Stored records:
● ● ●

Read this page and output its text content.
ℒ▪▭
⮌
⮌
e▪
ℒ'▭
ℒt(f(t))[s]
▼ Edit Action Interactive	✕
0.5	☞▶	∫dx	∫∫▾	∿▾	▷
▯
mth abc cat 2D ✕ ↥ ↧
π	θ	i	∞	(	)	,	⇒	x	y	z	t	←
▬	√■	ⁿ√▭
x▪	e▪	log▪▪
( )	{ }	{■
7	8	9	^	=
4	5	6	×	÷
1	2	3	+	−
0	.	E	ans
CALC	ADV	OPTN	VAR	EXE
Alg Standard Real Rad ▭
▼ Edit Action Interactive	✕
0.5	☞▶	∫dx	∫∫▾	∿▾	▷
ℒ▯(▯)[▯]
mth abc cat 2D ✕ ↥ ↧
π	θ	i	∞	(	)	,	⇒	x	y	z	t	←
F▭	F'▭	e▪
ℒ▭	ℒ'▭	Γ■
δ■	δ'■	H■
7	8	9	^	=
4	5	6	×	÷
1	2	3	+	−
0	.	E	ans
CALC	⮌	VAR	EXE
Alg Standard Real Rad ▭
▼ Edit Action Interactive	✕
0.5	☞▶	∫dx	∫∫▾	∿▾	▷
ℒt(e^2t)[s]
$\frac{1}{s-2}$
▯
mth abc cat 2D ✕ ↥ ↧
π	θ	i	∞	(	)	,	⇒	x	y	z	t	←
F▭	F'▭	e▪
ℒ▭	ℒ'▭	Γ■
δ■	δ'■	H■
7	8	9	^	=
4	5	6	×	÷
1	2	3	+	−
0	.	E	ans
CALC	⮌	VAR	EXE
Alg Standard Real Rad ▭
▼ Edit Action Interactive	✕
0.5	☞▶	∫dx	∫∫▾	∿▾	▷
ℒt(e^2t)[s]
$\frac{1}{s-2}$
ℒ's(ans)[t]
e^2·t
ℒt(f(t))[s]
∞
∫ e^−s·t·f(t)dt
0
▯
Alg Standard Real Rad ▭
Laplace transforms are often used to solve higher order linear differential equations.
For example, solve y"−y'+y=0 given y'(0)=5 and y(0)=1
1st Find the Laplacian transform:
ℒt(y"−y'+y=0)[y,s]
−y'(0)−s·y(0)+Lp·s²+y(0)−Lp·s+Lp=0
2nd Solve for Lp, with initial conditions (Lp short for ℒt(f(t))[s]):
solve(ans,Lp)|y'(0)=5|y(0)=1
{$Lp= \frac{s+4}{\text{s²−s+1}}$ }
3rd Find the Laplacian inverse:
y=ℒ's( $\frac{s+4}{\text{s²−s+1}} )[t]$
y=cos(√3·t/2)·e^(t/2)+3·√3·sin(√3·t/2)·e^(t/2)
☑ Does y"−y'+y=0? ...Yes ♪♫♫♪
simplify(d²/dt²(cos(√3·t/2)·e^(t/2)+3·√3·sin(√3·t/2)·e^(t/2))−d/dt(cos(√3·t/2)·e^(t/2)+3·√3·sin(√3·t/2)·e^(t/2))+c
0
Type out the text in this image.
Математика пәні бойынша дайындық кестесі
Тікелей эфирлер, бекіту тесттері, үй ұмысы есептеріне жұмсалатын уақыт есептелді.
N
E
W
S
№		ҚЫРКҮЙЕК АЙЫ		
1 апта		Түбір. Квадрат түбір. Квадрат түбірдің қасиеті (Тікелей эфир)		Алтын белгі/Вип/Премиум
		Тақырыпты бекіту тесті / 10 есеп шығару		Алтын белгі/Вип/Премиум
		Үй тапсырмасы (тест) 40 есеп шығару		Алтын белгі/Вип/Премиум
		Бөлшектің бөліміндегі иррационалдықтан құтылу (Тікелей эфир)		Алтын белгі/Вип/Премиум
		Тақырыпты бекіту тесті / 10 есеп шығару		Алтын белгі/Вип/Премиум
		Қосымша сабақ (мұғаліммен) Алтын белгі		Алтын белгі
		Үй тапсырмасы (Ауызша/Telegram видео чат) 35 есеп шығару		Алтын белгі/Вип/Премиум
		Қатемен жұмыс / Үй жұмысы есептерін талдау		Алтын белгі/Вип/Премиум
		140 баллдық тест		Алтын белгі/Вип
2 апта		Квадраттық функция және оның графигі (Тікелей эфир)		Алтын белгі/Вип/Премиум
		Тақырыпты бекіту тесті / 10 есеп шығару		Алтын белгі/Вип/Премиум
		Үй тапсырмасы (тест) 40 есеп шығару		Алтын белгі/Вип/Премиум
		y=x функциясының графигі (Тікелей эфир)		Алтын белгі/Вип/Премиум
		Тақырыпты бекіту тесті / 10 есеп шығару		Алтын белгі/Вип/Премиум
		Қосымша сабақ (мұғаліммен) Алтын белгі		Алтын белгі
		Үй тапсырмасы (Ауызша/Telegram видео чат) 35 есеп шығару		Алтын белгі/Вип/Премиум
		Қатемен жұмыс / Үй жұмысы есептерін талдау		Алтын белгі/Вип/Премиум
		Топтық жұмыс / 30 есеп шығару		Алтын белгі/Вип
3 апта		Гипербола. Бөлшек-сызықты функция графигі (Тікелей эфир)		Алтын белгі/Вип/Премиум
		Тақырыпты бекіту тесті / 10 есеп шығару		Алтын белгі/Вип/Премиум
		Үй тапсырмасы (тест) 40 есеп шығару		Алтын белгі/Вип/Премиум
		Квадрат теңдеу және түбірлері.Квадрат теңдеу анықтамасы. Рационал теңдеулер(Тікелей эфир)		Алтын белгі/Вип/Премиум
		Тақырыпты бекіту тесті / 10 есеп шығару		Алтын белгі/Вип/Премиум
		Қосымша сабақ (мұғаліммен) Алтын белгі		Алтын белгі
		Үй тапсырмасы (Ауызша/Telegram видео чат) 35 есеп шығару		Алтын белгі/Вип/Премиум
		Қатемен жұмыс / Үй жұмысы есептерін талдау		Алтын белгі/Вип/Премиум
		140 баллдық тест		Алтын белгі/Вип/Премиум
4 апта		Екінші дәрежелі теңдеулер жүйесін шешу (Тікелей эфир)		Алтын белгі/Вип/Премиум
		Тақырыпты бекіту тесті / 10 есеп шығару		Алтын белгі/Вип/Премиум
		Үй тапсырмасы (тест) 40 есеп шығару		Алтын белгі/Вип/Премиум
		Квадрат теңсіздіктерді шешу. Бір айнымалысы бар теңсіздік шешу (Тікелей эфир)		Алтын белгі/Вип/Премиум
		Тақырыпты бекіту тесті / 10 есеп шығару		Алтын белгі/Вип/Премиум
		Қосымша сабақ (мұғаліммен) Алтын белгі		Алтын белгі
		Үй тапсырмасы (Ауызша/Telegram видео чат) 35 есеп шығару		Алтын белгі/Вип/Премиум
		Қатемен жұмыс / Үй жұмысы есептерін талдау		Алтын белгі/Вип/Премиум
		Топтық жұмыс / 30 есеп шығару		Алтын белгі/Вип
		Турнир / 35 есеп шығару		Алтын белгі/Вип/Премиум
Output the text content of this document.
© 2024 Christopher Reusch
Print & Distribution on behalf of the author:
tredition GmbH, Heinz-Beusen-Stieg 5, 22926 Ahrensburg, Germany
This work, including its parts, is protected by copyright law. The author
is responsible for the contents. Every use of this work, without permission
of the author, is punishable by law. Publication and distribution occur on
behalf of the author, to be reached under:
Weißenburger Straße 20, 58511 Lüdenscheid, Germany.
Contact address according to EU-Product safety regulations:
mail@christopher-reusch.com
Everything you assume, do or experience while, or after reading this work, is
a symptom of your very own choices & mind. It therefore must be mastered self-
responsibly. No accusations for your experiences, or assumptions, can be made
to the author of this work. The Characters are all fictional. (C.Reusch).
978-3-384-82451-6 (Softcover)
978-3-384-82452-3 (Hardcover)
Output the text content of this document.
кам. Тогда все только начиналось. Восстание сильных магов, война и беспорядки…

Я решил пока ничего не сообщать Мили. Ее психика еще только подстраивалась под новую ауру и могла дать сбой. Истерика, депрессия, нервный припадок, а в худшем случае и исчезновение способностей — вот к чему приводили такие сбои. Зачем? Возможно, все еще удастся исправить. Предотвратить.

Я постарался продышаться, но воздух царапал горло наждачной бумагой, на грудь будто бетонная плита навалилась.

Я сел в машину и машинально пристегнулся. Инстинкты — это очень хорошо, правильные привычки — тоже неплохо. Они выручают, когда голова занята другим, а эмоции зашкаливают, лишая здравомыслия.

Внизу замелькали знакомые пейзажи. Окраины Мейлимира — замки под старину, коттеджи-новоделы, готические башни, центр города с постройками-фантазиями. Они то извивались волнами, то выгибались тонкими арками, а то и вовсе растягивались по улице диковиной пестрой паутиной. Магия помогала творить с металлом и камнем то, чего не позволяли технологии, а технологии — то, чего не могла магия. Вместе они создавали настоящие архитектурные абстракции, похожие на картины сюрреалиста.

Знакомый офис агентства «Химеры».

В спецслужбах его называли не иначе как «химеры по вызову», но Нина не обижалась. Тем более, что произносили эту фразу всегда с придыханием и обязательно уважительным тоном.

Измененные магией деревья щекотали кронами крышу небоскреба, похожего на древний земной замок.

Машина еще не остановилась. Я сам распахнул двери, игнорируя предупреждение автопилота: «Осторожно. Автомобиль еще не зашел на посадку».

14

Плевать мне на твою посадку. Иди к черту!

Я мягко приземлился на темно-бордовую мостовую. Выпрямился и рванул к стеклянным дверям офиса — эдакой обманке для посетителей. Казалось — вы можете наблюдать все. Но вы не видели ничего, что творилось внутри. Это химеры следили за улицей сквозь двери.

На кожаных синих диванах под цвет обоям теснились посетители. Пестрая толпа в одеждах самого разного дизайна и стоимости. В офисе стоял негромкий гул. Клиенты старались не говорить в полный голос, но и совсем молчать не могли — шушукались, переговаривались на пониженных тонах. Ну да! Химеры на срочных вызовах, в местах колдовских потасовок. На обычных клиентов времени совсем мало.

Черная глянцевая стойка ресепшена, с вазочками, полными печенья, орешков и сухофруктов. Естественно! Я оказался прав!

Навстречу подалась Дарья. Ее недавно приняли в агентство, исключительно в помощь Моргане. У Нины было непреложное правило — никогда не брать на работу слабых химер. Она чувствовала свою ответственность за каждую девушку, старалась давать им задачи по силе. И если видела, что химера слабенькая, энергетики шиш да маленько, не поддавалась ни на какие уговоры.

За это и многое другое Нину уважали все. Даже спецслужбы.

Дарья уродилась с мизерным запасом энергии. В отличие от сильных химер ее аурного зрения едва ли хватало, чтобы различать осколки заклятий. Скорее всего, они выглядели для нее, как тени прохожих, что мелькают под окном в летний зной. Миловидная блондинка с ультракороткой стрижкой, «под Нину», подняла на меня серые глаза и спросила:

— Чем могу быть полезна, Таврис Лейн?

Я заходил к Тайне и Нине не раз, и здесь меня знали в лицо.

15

● ● ●

→ Exercise instructions:
Lines containing the string "work" are to be selected and copied.

→ Solution to the problem:
This work, including its parts, is protected by copyright law. The author
is responsible for the contents. Every use of this work, without permission
Everything you assume, do or experience while, or after reading this work, is
to the author of this work. The Characters are all fictional. (C.Reusch).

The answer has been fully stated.